■ Exercise goal
Write down each entry again, exactly as it reads.

■ Listed records
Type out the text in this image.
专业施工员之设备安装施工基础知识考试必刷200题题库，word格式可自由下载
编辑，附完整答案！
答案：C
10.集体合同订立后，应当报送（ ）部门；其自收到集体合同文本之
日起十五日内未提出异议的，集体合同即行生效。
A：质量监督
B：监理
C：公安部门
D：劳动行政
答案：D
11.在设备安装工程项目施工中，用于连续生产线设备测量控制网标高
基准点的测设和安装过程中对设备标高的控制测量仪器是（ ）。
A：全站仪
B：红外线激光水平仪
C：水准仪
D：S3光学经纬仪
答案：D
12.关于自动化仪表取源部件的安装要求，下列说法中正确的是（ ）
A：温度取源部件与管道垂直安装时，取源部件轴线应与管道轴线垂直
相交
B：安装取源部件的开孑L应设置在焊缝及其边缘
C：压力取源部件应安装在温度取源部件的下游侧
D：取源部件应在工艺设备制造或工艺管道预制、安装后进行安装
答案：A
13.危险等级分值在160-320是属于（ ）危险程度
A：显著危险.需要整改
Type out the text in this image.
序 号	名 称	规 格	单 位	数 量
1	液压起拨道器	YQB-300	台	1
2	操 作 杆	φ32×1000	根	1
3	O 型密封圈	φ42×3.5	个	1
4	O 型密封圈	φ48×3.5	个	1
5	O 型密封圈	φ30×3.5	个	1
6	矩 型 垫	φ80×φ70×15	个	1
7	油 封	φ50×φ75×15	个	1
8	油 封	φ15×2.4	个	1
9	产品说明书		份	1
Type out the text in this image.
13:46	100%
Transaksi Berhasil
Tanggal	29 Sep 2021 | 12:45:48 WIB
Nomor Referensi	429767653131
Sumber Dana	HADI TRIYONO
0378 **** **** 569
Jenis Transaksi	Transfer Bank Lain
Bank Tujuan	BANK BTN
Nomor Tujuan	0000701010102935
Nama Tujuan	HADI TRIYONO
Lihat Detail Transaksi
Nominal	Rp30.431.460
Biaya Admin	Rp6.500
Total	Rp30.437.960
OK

■ Complete answer
Type out the text in this image.
专业施工员之设备安装施工基础知识考试必刷200题题库，word格式可自由下载
编辑，附完整答案！
答案：C
10.集体合同订立后，应当报送（ ）部门；其自收到集体合同文本之
日起十五日内未提出异议的，集体合同即行生效。
A：质量监督
B：监理
C：公安部门
D：劳动行政
答案：D
11.在设备安装工程项目施工中，用于连续生产线设备测量控制网标高
基准点的测设和安装过程中对设备标高的控制测量仪器是（ ）。
A：全站仪
B：红外线激光水平仪
C：水准仪
D：S3光学经纬仪
答案：D
12.关于自动化仪表取源部件的安装要求，下列说法中正确的是（ ）
A：温度取源部件与管道垂直安装时，取源部件轴线应与管道轴线垂直
相交
B：安装取源部件的开孑L应设置在焊缝及其边缘
C：压力取源部件应安装在温度取源部件的下游侧
D：取源部件应在工艺设备制造或工艺管道预制、安装后进行安装
答案：A
13.危险等级分值在160-320是属于（ ）危险程度
A：显著危险.需要整改
Type out the text in this image.
序 号	名 称	规 格	单 位	数 量
1	液压起拨道器	YQB-300	台	1
2	操 作 杆	φ32×1000	根	1
3	O 型密封圈	φ42×3.5	个	1
4	O 型密封圈	φ48×3.5	个	1
5	O 型密封圈	φ30×3.5	个	1
6	矩 型 垫	φ80×φ70×15	个	1
7	油 封	φ50×φ75×15	个	1
8	油 封	φ15×2.4	个	1
9	产品说明书		份	1
Type out the text in this image.
13:46	100%
Transaksi Berhasil
Tanggal	29 Sep 2021 | 12:45:48 WIB
Nomor Referensi	429767653131
Sumber Dana	HADI TRIYONO
0378 **** **** 569
Jenis Transaksi	Transfer Bank Lain
Bank Tujuan	BANK BTN
Nomor Tujuan	0000701010102935
Nama Tujuan	HADI TRIYONO
Lihat Detail Transaksi
Nominal	Rp30.431.460
Biaya Admin	Rp6.500
Total	Rp30.437.960
OK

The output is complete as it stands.